**WHAT IS ASKED:**
Retype the listing that follows, word for word.

**MATERIAL PROVIDED:**
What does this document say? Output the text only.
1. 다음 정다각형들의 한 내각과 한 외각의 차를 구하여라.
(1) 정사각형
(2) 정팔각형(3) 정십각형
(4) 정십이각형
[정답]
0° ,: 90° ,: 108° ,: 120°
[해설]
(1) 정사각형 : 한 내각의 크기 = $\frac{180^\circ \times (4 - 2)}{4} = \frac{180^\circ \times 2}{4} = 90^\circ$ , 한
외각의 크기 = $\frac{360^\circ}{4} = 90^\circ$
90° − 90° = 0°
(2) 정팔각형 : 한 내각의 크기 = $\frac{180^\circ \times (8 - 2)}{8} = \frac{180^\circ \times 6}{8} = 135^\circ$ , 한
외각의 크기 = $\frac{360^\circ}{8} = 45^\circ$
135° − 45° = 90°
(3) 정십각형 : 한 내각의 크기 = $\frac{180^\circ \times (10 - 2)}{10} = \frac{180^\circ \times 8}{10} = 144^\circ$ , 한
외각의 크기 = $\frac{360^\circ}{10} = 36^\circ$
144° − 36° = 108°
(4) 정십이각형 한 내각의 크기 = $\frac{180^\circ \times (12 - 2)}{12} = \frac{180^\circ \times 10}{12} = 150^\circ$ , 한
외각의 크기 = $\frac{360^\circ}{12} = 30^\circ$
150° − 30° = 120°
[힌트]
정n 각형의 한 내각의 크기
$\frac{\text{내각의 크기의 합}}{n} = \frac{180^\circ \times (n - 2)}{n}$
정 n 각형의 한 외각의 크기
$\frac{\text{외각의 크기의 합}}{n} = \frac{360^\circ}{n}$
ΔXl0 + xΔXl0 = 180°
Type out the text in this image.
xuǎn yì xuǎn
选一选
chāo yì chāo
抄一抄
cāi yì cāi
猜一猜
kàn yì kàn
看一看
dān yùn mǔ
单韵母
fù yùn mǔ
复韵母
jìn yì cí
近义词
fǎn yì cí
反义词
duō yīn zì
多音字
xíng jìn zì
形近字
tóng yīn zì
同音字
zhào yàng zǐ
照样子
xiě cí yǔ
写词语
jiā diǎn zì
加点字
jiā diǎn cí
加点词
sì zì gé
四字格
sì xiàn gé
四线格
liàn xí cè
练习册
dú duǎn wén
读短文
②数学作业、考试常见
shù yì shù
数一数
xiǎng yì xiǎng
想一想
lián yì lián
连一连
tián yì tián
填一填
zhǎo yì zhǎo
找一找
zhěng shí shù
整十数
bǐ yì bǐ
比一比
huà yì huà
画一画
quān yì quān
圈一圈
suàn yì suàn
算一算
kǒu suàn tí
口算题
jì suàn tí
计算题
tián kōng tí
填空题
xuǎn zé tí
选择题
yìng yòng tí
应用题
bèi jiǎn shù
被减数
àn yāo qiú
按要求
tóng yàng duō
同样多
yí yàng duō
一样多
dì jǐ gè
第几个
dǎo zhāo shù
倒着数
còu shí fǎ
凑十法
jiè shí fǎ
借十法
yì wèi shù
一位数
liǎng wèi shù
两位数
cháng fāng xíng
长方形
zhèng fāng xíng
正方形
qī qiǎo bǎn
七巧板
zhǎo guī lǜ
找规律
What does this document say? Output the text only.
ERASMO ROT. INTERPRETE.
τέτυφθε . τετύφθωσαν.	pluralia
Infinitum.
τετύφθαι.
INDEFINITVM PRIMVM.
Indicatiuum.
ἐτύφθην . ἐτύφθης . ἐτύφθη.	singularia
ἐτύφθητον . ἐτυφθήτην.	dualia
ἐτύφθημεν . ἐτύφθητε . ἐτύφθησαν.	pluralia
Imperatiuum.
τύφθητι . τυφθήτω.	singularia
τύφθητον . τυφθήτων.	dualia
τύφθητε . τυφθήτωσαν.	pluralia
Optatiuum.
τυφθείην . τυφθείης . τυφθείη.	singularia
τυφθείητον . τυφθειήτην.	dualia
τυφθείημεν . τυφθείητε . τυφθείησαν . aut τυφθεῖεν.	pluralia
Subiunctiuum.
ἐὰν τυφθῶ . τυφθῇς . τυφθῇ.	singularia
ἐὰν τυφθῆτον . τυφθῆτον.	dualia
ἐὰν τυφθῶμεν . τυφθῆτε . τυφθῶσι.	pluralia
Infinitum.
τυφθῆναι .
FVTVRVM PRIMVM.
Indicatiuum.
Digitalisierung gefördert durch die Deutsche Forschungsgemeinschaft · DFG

**ANSWER BELOW:**
What does this document say? Output the text only.
1. 다음 정다각형들의 한 내각과 한 외각의 차를 구하여라.
(1) 정사각형
(2) 정팔각형(3) 정십각형
(4) 정십이각형
[정답]
0° ,: 90° ,: 108° ,: 120°
[해설]
(1) 정사각형 : 한 내각의 크기 = $\frac{180^\circ \times (4 - 2)}{4} = \frac{180^\circ \times 2}{4} = 90^\circ$ , 한
외각의 크기 = $\frac{360^\circ}{4} = 90^\circ$
90° − 90° = 0°
(2) 정팔각형 : 한 내각의 크기 = $\frac{180^\circ \times (8 - 2)}{8} = \frac{180^\circ \times 6}{8} = 135^\circ$ , 한
외각의 크기 = $\frac{360^\circ}{8} = 45^\circ$
135° − 45° = 90°
(3) 정십각형 : 한 내각의 크기 = $\frac{180^\circ \times (10 - 2)}{10} = \frac{180^\circ \times 8}{10} = 144^\circ$ , 한
외각의 크기 = $\frac{360^\circ}{10} = 36^\circ$
144° − 36° = 108°
(4) 정십이각형 한 내각의 크기 = $\frac{180^\circ \times (12 - 2)}{12} = \frac{180^\circ \times 10}{12} = 150^\circ$ , 한
외각의 크기 = $\frac{360^\circ}{12} = 30^\circ$
150° − 30° = 120°
[힌트]
정n 각형의 한 내각의 크기
$\frac{\text{내각의 크기의 합}}{n} = \frac{180^\circ \times (n - 2)}{n}$
정 n 각형의 한 외각의 크기
$\frac{\text{외각의 크기의 합}}{n} = \frac{360^\circ}{n}$
ΔXl0 + xΔXl0 = 180°
Type out the text in this image.
xuǎn yì xuǎn
选一选
chāo yì chāo
抄一抄
cāi yì cāi
猜一猜
kàn yì kàn
看一看
dān yùn mǔ
单韵母
fù yùn mǔ
复韵母
jìn yì cí
近义词
fǎn yì cí
反义词
duō yīn zì
多音字
xíng jìn zì
形近字
tóng yīn zì
同音字
zhào yàng zǐ
照样子
xiě cí yǔ
写词语
jiā diǎn zì
加点字
jiā diǎn cí
加点词
sì zì gé
四字格
sì xiàn gé
四线格
liàn xí cè
练习册
dú duǎn wén
读短文
②数学作业、考试常见
shù yì shù
数一数
xiǎng yì xiǎng
想一想
lián yì lián
连一连
tián yì tián
填一填
zhǎo yì zhǎo
找一找
zhěng shí shù
整十数
bǐ yì bǐ
比一比
huà yì huà
画一画
quān yì quān
圈一圈
suàn yì suàn
算一算
kǒu suàn tí
口算题
jì suàn tí
计算题
tián kōng tí
填空题
xuǎn zé tí
选择题
yìng yòng tí
应用题
bèi jiǎn shù
被减数
àn yāo qiú
按要求
tóng yàng duō
同样多
yí yàng duō
一样多
dì jǐ gè
第几个
dǎo zhāo shù
倒着数
còu shí fǎ
凑十法
jiè shí fǎ
借十法
yì wèi shù
一位数
liǎng wèi shù
两位数
cháng fāng xíng
长方形
zhèng fāng xíng
正方形
qī qiǎo bǎn
七巧板
zhǎo guī lǜ
找规律
What does this document say? Output the text only.
ERASMO ROT. INTERPRETE.
τέτυφθε . τετύφθωσαν.	pluralia
Infinitum.
τετύφθαι.
INDEFINITVM PRIMVM.
Indicatiuum.
ἐτύφθην . ἐτύφθης . ἐτύφθη.	singularia
ἐτύφθητον . ἐτυφθήτην.	dualia
ἐτύφθημεν . ἐτύφθητε . ἐτύφθησαν.	pluralia
Imperatiuum.
τύφθητι . τυφθήτω.	singularia
τύφθητον . τυφθήτων.	dualia
τύφθητε . τυφθήτωσαν.	pluralia
Optatiuum.
τυφθείην . τυφθείης . τυφθείη.	singularia
τυφθείητον . τυφθειήτην.	dualia
τυφθείημεν . τυφθείητε . τυφθείησαν . aut τυφθεῖεν.	pluralia
Subiunctiuum.
ἐὰν τυφθῶ . τυφθῇς . τυφθῇ.	singularia
ἐὰν τυφθῆτον . τυφθῆτον.	dualia
ἐὰν τυφθῶμεν . τυφθῆτε . τυφθῶσι.	pluralia
Infinitum.
τυφθῆναι .
FVTVRVM PRIMVM.
Indicatiuum.
Digitalisierung gefördert durch die Deutsche Forschungsgemeinschaft · DFG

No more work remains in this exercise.